Collected data:

=======

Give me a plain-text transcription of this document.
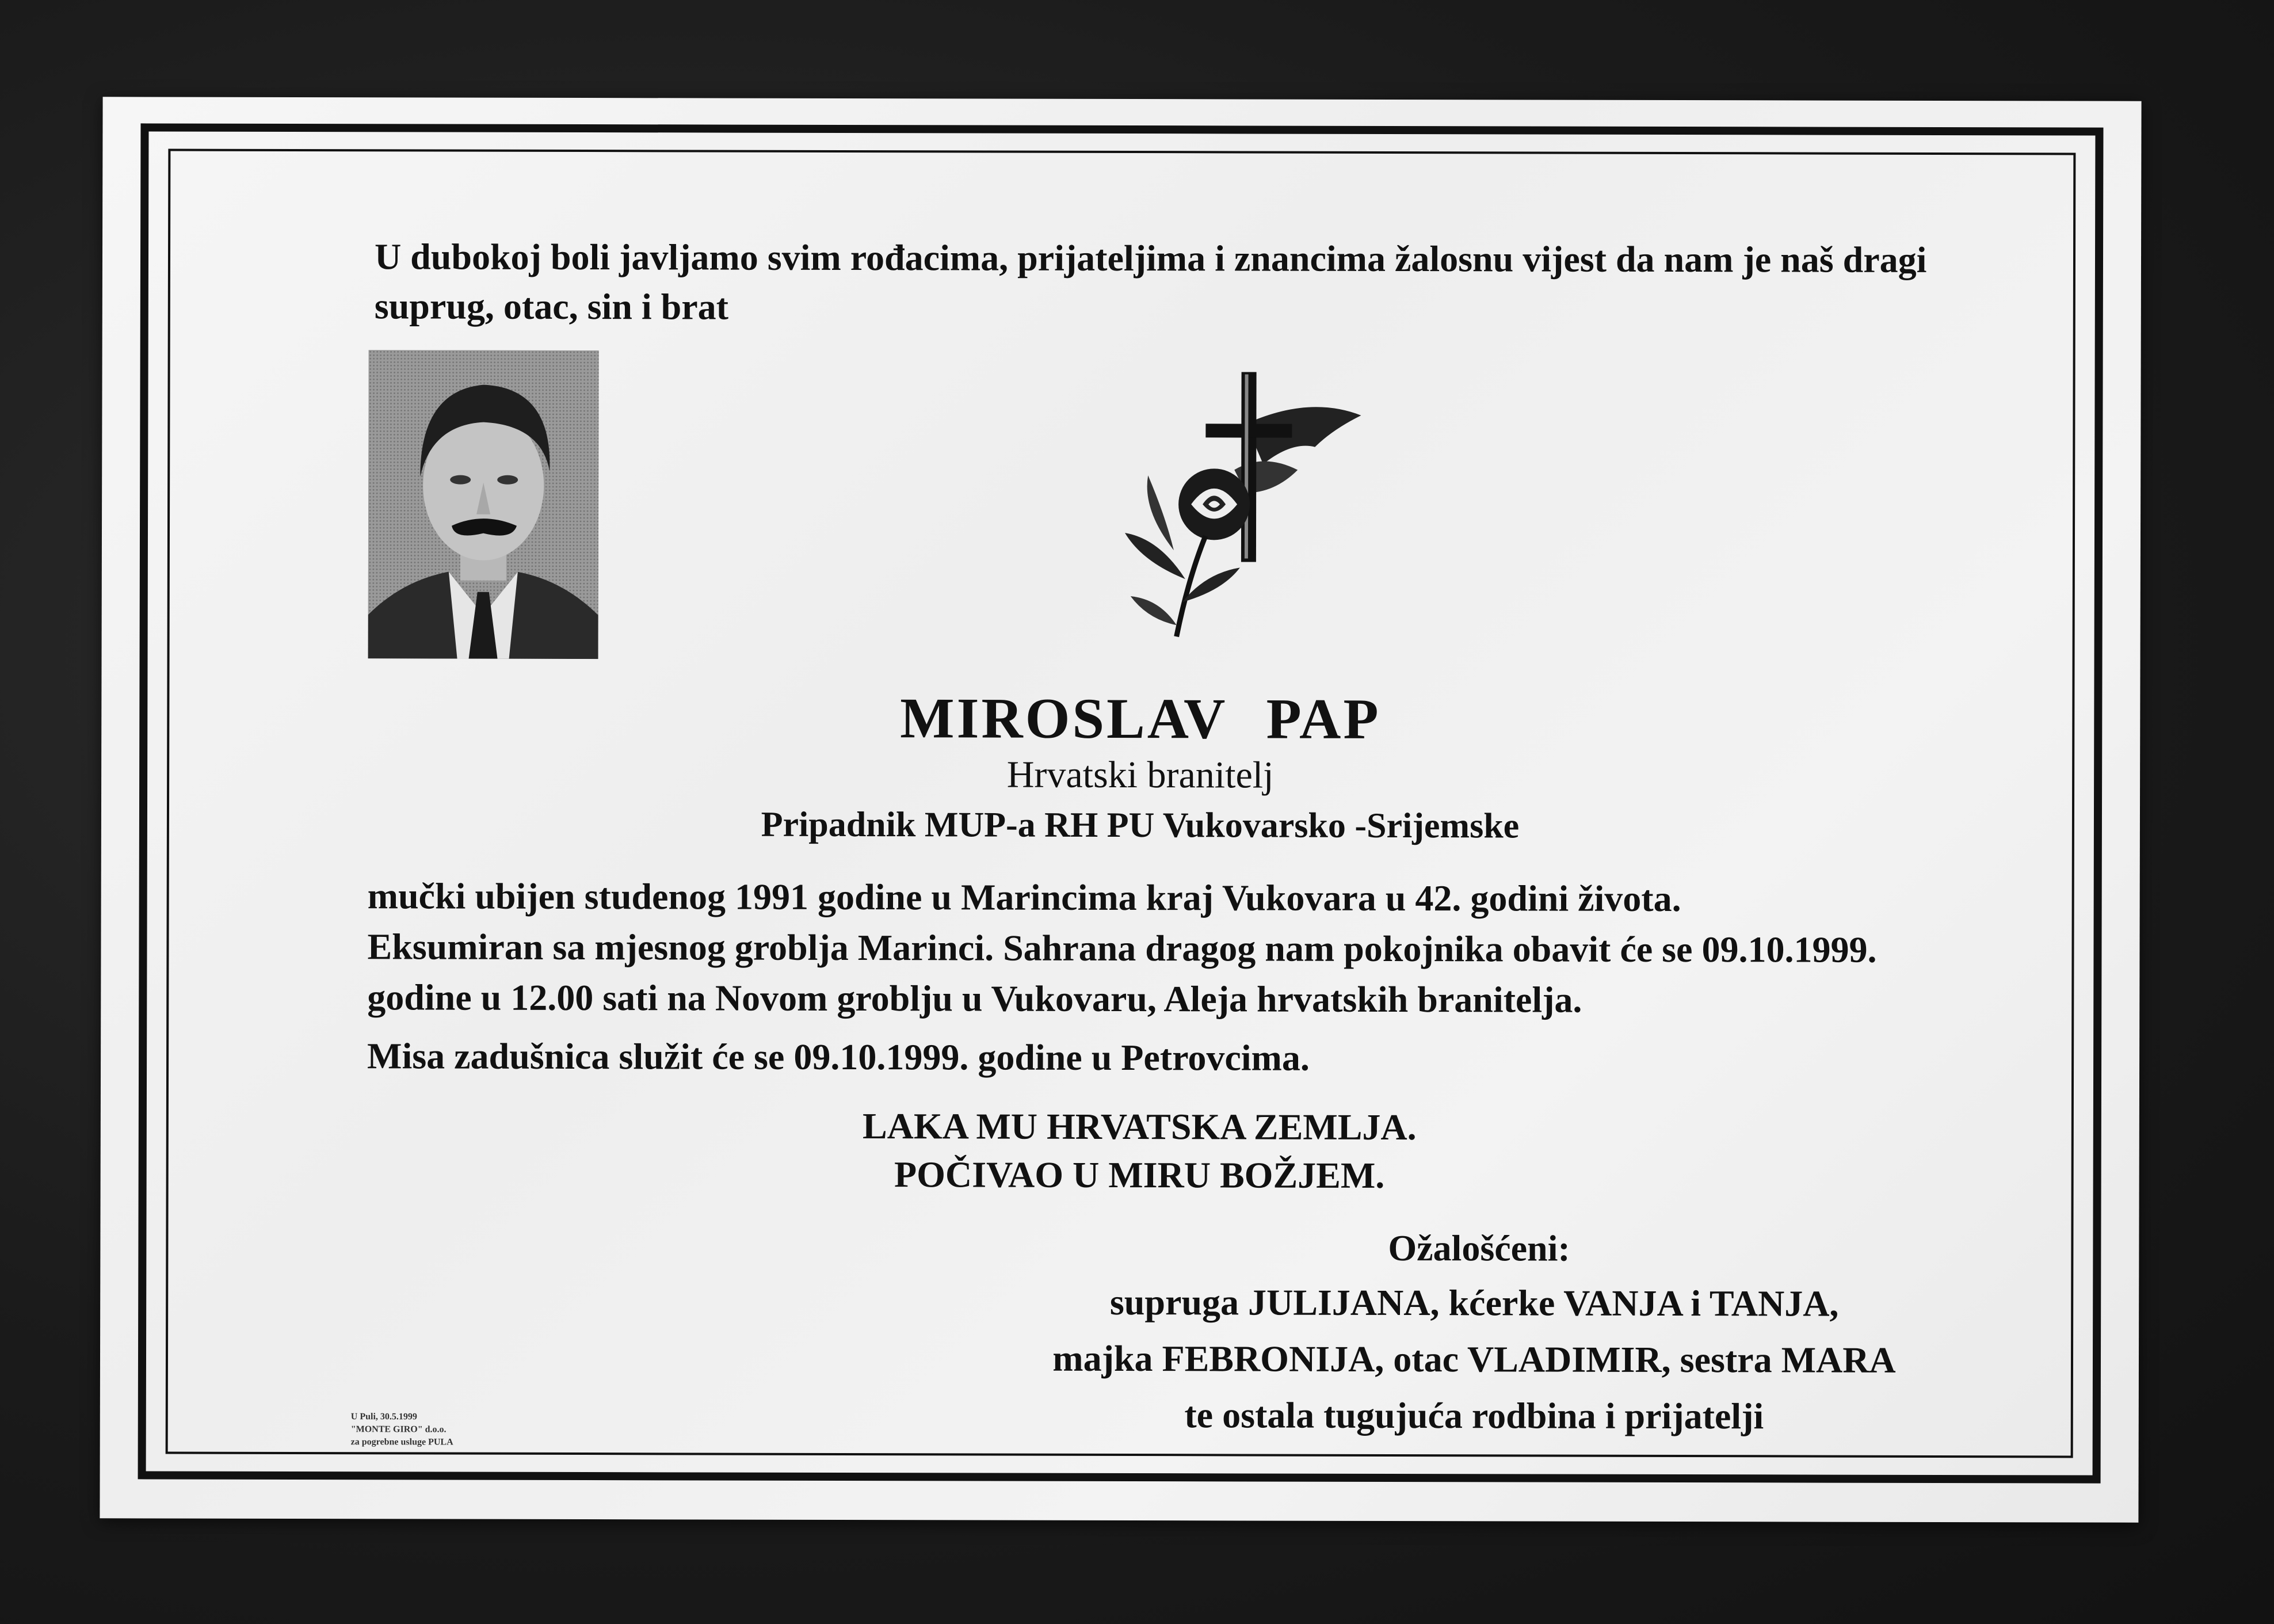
U dubokoj boli javljamo svim rođacima, prijateljima i znancima žalosnu vijest da nam je naš dragi
suprug, otac, sin i brat
MIROSLAV PAP
Hrvatski branitelj
Pripadnik MUP-a RH PU Vukovarsko -Srijemske
mučki ubijen studenog 1991 godine u Marincima kraj Vukovara u 42. godini života.
Eksumiran sa mjesnog groblja Marinci. Sahrana dragog nam pokojnika obavit će se 09.10.1999.
godine u 12.00 sati na Novom groblju u Vukovaru, Aleja hrvatskih branitelja.
Misa zadušnica služit će se 09.10.1999. godine u Petrovcima.
LAKA MU HRVATSKA ZEMLJA.
POČIVAO U MIRU BOŽJEM.
Ožalošćeni:
supruga JULIJANA, kćerke VANJA i TANJA,
majka FEBRONIJA, otac VLADIMIR, sestra MARA
te ostala tugujuća rodbina i prijatelji
U Puli, 30.5.1999
"MONTE GIRO" d.o.o.
za pogrebne usluge PULA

=======

| Stated problem |
Omit the pictures. Transcribe every record exactly.

| Expected answer |
Give me a plain-text transcription of this document.
U dubokoj boli javljamo svim rođacima, prijateljima i znancima žalosnu vijest da nam je naš dragi
suprug, otac, sin i brat
MIROSLAV PAP
Hrvatski branitelj
Pripadnik MUP-a RH PU Vukovarsko -Srijemske
mučki ubijen studenog 1991 godine u Marincima kraj Vukovara u 42. godini života.
Eksumiran sa mjesnog groblja Marinci. Sahrana dragog nam pokojnika obavit će se 09.10.1999.
godine u 12.00 sati na Novom groblju u Vukovaru, Aleja hrvatskih branitelja.
Misa zadušnica služit će se 09.10.1999. godine u Petrovcima.
LAKA MU HRVATSKA ZEMLJA.
POČIVAO U MIRU BOŽJEM.
Ožalošćeni:
supruga JULIJANA, kćerke VANJA i TANJA,
majka FEBRONIJA, otac VLADIMIR, sestra MARA
te ostala tugujuća rodbina i prijatelji
U Puli, 30.5.1999
"MONTE GIRO" d.o.o.
za pogrebne usluge PULA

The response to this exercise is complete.